═════ Records to process ═════

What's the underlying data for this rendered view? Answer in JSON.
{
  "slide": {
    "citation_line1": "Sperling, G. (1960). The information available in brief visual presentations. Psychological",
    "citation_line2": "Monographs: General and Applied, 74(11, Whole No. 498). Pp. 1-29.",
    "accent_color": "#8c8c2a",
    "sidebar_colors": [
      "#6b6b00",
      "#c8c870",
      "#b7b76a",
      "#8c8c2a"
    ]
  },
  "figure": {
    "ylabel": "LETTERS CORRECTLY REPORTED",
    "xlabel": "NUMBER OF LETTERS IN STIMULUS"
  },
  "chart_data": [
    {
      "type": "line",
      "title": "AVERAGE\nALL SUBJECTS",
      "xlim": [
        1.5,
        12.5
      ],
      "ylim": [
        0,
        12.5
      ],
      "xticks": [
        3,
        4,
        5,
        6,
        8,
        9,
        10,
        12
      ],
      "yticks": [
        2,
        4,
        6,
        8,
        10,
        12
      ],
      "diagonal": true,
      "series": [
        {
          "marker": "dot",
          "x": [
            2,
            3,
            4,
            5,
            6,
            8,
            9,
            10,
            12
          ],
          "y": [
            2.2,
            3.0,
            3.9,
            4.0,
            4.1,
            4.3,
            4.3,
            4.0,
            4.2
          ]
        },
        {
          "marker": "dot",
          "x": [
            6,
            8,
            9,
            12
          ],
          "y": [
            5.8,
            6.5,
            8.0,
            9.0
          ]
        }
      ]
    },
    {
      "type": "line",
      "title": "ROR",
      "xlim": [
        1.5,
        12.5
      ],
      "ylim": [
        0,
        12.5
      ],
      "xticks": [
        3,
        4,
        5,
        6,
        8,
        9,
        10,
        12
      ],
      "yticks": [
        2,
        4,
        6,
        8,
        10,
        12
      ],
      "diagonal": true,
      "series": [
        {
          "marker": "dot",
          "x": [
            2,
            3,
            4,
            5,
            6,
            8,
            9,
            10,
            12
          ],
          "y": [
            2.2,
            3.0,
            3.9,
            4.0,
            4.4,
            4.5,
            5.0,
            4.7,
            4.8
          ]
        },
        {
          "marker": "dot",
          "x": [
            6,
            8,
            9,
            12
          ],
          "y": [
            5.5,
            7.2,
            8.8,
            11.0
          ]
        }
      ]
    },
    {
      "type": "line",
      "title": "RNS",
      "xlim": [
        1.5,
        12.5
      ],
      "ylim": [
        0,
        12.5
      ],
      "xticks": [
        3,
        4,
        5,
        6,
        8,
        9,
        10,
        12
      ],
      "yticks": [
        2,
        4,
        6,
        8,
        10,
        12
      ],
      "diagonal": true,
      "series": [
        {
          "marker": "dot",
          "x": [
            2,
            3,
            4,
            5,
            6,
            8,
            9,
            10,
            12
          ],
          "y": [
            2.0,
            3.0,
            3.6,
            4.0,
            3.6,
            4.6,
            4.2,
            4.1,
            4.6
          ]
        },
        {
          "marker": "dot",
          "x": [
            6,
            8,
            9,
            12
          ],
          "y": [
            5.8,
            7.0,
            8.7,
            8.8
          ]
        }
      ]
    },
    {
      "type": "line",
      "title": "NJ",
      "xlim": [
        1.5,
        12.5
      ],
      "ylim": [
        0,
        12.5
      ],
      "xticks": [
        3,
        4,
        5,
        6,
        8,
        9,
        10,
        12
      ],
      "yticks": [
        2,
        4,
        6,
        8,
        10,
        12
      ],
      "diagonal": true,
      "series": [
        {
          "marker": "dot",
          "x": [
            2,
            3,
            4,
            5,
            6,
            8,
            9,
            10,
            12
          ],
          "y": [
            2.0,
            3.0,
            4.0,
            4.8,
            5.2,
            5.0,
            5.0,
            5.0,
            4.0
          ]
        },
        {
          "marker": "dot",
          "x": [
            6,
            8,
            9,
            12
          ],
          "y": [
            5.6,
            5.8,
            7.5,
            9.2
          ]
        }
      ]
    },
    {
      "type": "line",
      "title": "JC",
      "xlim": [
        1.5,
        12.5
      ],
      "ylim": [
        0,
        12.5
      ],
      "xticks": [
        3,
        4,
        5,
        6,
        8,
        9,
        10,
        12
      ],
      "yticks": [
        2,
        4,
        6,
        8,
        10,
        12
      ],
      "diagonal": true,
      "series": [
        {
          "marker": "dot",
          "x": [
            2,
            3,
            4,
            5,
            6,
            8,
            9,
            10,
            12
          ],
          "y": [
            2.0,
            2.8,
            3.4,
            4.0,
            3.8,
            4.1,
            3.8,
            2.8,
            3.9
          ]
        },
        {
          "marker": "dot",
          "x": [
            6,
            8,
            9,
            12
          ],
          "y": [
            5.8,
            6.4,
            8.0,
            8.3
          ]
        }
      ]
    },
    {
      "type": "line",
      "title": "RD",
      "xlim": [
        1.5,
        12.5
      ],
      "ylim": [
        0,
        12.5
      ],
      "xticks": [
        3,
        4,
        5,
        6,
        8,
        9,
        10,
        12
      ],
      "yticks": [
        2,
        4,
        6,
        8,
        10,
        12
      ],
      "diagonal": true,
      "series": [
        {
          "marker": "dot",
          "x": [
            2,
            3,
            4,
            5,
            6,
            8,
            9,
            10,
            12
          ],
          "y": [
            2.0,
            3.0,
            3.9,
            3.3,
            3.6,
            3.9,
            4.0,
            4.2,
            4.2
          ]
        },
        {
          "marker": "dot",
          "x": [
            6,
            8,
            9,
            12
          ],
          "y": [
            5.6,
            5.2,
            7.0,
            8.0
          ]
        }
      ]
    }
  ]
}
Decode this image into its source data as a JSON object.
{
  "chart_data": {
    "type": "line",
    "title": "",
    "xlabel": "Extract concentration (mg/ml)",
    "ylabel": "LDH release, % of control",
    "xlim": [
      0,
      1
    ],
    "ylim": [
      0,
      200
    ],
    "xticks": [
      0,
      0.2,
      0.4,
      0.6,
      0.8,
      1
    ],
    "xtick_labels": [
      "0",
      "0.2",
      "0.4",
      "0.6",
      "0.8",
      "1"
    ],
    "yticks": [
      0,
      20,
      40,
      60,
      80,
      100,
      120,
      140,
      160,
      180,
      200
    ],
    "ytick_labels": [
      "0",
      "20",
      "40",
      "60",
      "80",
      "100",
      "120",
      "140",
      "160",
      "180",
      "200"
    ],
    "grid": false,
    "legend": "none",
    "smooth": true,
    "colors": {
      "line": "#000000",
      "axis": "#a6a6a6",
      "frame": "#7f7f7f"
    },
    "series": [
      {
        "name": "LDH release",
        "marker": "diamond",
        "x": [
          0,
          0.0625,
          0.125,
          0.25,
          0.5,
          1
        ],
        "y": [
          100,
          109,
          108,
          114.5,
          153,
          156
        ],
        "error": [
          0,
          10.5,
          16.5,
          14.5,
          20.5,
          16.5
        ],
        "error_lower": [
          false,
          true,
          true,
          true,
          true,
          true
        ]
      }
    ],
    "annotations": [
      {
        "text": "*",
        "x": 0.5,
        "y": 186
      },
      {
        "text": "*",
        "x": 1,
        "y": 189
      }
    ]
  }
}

═════

- Problem description: The records above should be repeated in full, exactly as given.

- Completed exercise:
What's the underlying data for this rendered view? Answer in JSON.
{
  "slide": {
    "citation_line1": "Sperling, G. (1960). The information available in brief visual presentations. Psychological",
    "citation_line2": "Monographs: General and Applied, 74(11, Whole No. 498). Pp. 1-29.",
    "accent_color": "#8c8c2a",
    "sidebar_colors": [
      "#6b6b00",
      "#c8c870",
      "#b7b76a",
      "#8c8c2a"
    ]
  },
  "figure": {
    "ylabel": "LETTERS CORRECTLY REPORTED",
    "xlabel": "NUMBER OF LETTERS IN STIMULUS"
  },
  "chart_data": [
    {
      "type": "line",
      "title": "AVERAGE\nALL SUBJECTS",
      "xlim": [
        1.5,
        12.5
      ],
      "ylim": [
        0,
        12.5
      ],
      "xticks": [
        3,
        4,
        5,
        6,
        8,
        9,
        10,
        12
      ],
      "yticks": [
        2,
        4,
        6,
        8,
        10,
        12
      ],
      "diagonal": true,
      "series": [
        {
          "marker": "dot",
          "x": [
            2,
            3,
            4,
            5,
            6,
            8,
            9,
            10,
            12
          ],
          "y": [
            2.2,
            3.0,
            3.9,
            4.0,
            4.1,
            4.3,
            4.3,
            4.0,
            4.2
          ]
        },
        {
          "marker": "dot",
          "x": [
            6,
            8,
            9,
            12
          ],
          "y": [
            5.8,
            6.5,
            8.0,
            9.0
          ]
        }
      ]
    },
    {
      "type": "line",
      "title": "ROR",
      "xlim": [
        1.5,
        12.5
      ],
      "ylim": [
        0,
        12.5
      ],
      "xticks": [
        3,
        4,
        5,
        6,
        8,
        9,
        10,
        12
      ],
      "yticks": [
        2,
        4,
        6,
        8,
        10,
        12
      ],
      "diagonal": true,
      "series": [
        {
          "marker": "dot",
          "x": [
            2,
            3,
            4,
            5,
            6,
            8,
            9,
            10,
            12
          ],
          "y": [
            2.2,
            3.0,
            3.9,
            4.0,
            4.4,
            4.5,
            5.0,
            4.7,
            4.8
          ]
        },
        {
          "marker": "dot",
          "x": [
            6,
            8,
            9,
            12
          ],
          "y": [
            5.5,
            7.2,
            8.8,
            11.0
          ]
        }
      ]
    },
    {
      "type": "line",
      "title": "RNS",
      "xlim": [
        1.5,
        12.5
      ],
      "ylim": [
        0,
        12.5
      ],
      "xticks": [
        3,
        4,
        5,
        6,
        8,
        9,
        10,
        12
      ],
      "yticks": [
        2,
        4,
        6,
        8,
        10,
        12
      ],
      "diagonal": true,
      "series": [
        {
          "marker": "dot",
          "x": [
            2,
            3,
            4,
            5,
            6,
            8,
            9,
            10,
            12
          ],
          "y": [
            2.0,
            3.0,
            3.6,
            4.0,
            3.6,
            4.6,
            4.2,
            4.1,
            4.6
          ]
        },
        {
          "marker": "dot",
          "x": [
            6,
            8,
            9,
            12
          ],
          "y": [
            5.8,
            7.0,
            8.7,
            8.8
          ]
        }
      ]
    },
    {
      "type": "line",
      "title": "NJ",
      "xlim": [
        1.5,
        12.5
      ],
      "ylim": [
        0,
        12.5
      ],
      "xticks": [
        3,
        4,
        5,
        6,
        8,
        9,
        10,
        12
      ],
      "yticks": [
        2,
        4,
        6,
        8,
        10,
        12
      ],
      "diagonal": true,
      "series": [
        {
          "marker": "dot",
          "x": [
            2,
            3,
            4,
            5,
            6,
            8,
            9,
            10,
            12
          ],
          "y": [
            2.0,
            3.0,
            4.0,
            4.8,
            5.2,
            5.0,
            5.0,
            5.0,
            4.0
          ]
        },
        {
          "marker": "dot",
          "x": [
            6,
            8,
            9,
            12
          ],
          "y": [
            5.6,
            5.8,
            7.5,
            9.2
          ]
        }
      ]
    },
    {
      "type": "line",
      "title": "JC",
      "xlim": [
        1.5,
        12.5
      ],
      "ylim": [
        0,
        12.5
      ],
      "xticks": [
        3,
        4,
        5,
        6,
        8,
        9,
        10,
        12
      ],
      "yticks": [
        2,
        4,
        6,
        8,
        10,
        12
      ],
      "diagonal": true,
      "series": [
        {
          "marker": "dot",
          "x": [
            2,
            3,
            4,
            5,
            6,
            8,
            9,
            10,
            12
          ],
          "y": [
            2.0,
            2.8,
            3.4,
            4.0,
            3.8,
            4.1,
            3.8,
            2.8,
            3.9
          ]
        },
        {
          "marker": "dot",
          "x": [
            6,
            8,
            9,
            12
          ],
          "y": [
            5.8,
            6.4,
            8.0,
            8.3
          ]
        }
      ]
    },
    {
      "type": "line",
      "title": "RD",
      "xlim": [
        1.5,
        12.5
      ],
      "ylim": [
        0,
        12.5
      ],
      "xticks": [
        3,
        4,
        5,
        6,
        8,
        9,
        10,
        12
      ],
      "yticks": [
        2,
        4,
        6,
        8,
        10,
        12
      ],
      "diagonal": true,
      "series": [
        {
          "marker": "dot",
          "x": [
            2,
            3,
            4,
            5,
            6,
            8,
            9,
            10,
            12
          ],
          "y": [
            2.0,
            3.0,
            3.9,
            3.3,
            3.6,
            3.9,
            4.0,
            4.2,
            4.2
          ]
        },
        {
          "marker": "dot",
          "x": [
            6,
            8,
            9,
            12
          ],
          "y": [
            5.6,
            5.2,
            7.0,
            8.0
          ]
        }
      ]
    }
  ]
}
Decode this image into its source data as a JSON object.
{
  "chart_data": {
    "type": "line",
    "title": "",
    "xlabel": "Extract concentration (mg/ml)",
    "ylabel": "LDH release, % of control",
    "xlim": [
      0,
      1
    ],
    "ylim": [
      0,
      200
    ],
    "xticks": [
      0,
      0.2,
      0.4,
      0.6,
      0.8,
      1
    ],
    "xtick_labels": [
      "0",
      "0.2",
      "0.4",
      "0.6",
      "0.8",
      "1"
    ],
    "yticks": [
      0,
      20,
      40,
      60,
      80,
      100,
      120,
      140,
      160,
      180,
      200
    ],
    "ytick_labels": [
      "0",
      "20",
      "40",
      "60",
      "80",
      "100",
      "120",
      "140",
      "160",
      "180",
      "200"
    ],
    "grid": false,
    "legend": "none",
    "smooth": true,
    "colors": {
      "line": "#000000",
      "axis": "#a6a6a6",
      "frame": "#7f7f7f"
    },
    "series": [
      {
        "name": "LDH release",
        "marker": "diamond",
        "x": [
          0,
          0.0625,
          0.125,
          0.25,
          0.5,
          1
        ],
        "y": [
          100,
          109,
          108,
          114.5,
          153,
          156
        ],
        "error": [
          0,
          10.5,
          16.5,
          14.5,
          20.5,
          16.5
        ],
        "error_lower": [
          false,
          true,
          true,
          true,
          true,
          true
        ]
      }
    ],
    "annotations": [
      {
        "text": "*",
        "x": 0.5,
        "y": 186
      },
      {
        "text": "*",
        "x": 1,
        "y": 189
      }
    ]
  }
}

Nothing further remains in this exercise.